Riporta fedelmente il passo del testo sulle immagini strette tagliate, tutto da "Suppongo che si" giù fino a "causa questo comportamento.".

> _Sezione di testo_:
↓
Immagine molto alta e stretta appare ingrandita e tagliata

Suppongo che si tratti di un bug, ma non ne sono certo. A volte, quando pubblico un’immagine molto stretta, le proporzioni vengono completamente alterate e l’immagine viene tagliata. Prendete ad esempio la seguente immagine. Nell’anteprima sembra che verrà visualizzata correttamente. Tuttavia, nel post vero e proprio appare ingrandita e tagliata. È necessario fare clic sull’immagine per farla visualizzare correttamente.

Maggiori informazioni: sembra che questo problema si verifichi con un leggero ritardo. Questa immagine è apparsa correttamente per alcuni istanti, per poi aggiornarsi alla vista tagliata. Forse una delle funzioni di post-elaborazione causa questo comportamento.

This is intentional to prevent tall images from dominating the discussion (the full image is still available on click).
↑
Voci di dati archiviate
↓
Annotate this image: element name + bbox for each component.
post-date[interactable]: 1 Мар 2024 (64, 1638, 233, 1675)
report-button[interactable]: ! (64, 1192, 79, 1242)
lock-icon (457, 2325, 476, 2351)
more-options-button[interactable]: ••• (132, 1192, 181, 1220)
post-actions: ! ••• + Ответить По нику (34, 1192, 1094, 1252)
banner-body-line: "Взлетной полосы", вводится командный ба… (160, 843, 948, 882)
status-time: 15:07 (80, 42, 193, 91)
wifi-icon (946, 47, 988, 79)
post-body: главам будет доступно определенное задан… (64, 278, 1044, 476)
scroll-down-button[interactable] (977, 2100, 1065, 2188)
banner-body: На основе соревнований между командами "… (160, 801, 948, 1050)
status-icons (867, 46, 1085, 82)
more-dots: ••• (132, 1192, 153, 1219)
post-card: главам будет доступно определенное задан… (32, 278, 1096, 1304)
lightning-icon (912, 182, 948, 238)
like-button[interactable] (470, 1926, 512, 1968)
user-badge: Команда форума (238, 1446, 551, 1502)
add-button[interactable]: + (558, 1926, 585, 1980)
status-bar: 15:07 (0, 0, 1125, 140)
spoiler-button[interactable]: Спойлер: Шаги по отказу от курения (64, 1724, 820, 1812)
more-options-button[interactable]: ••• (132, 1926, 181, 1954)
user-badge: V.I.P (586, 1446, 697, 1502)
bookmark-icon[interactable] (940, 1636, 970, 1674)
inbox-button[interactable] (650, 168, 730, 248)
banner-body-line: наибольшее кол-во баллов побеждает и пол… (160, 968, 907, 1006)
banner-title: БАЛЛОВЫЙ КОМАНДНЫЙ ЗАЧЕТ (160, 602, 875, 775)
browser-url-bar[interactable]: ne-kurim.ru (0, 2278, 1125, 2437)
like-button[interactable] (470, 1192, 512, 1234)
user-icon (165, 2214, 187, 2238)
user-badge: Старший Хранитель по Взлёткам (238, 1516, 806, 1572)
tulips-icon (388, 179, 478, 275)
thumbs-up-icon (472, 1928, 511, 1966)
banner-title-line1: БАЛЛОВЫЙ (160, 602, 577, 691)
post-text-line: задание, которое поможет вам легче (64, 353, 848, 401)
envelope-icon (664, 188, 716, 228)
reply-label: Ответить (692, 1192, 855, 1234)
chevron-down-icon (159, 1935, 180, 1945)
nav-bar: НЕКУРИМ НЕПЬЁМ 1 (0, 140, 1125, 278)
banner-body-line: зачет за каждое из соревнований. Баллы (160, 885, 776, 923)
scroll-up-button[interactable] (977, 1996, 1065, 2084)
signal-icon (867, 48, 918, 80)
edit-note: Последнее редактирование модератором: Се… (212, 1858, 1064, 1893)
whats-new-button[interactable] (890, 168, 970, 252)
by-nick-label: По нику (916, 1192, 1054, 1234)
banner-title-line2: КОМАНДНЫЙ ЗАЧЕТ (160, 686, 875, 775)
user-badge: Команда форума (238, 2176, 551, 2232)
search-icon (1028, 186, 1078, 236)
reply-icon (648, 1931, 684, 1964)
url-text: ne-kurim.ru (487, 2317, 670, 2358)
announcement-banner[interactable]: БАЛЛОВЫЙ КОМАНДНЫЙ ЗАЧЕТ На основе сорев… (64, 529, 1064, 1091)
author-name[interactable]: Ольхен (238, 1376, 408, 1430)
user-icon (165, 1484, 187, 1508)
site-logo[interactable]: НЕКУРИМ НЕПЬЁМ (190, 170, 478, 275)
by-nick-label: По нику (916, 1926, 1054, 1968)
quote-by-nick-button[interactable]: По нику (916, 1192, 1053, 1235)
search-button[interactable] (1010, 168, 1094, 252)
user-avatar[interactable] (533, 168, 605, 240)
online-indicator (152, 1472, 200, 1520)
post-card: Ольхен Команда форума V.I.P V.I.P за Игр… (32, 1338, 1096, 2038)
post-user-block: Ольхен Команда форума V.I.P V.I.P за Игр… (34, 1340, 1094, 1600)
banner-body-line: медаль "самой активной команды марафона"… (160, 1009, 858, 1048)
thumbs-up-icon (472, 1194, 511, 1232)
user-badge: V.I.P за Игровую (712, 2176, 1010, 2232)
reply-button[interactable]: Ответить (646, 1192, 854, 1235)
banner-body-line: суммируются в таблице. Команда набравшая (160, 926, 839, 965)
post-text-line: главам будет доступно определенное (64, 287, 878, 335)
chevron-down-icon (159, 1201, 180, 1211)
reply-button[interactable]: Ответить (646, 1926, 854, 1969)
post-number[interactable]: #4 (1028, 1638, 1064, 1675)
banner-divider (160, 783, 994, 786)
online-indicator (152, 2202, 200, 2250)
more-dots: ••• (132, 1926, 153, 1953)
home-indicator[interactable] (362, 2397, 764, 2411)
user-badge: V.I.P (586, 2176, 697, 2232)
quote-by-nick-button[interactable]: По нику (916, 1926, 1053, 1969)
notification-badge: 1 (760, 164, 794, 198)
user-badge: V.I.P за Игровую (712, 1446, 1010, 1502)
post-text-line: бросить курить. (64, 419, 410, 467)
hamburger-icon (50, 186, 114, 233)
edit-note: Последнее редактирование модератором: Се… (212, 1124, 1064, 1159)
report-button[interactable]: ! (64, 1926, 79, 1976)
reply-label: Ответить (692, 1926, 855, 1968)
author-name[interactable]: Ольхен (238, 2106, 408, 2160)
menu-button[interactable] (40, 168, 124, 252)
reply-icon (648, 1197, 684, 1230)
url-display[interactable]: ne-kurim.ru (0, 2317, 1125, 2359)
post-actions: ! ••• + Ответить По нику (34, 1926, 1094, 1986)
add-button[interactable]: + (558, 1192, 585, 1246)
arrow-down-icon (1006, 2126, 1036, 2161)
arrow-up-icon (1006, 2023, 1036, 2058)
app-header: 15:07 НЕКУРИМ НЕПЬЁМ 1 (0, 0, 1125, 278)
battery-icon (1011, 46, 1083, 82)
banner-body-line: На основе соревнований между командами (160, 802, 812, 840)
↑
> _Risultato dell'esercizio_:
Suppongo che si tratti di un bug, ma non ne sono certo. A volte, quando pubblico un’immagine molto stretta, le proporzioni vengono completamente alterate e l’immagine viene tagliata. Prendete ad esempio la seguente immagine. Nell’anteprima sembra che verrà visualizzata correttamente. Tuttavia, nel post vero e proprio appare ingrandita e tagliata. È necessario fare clic sull’immagine per farla visualizzare correttamente.

Maggiori informazioni: sembra che questo problema si verifichi con un leggero ritardo. Questa immagine è apparsa correttamente per alcuni istanti, per poi aggiornarsi alla vista tagliata. Forse una delle funzioni di post-elaborazione causa questo comportamento.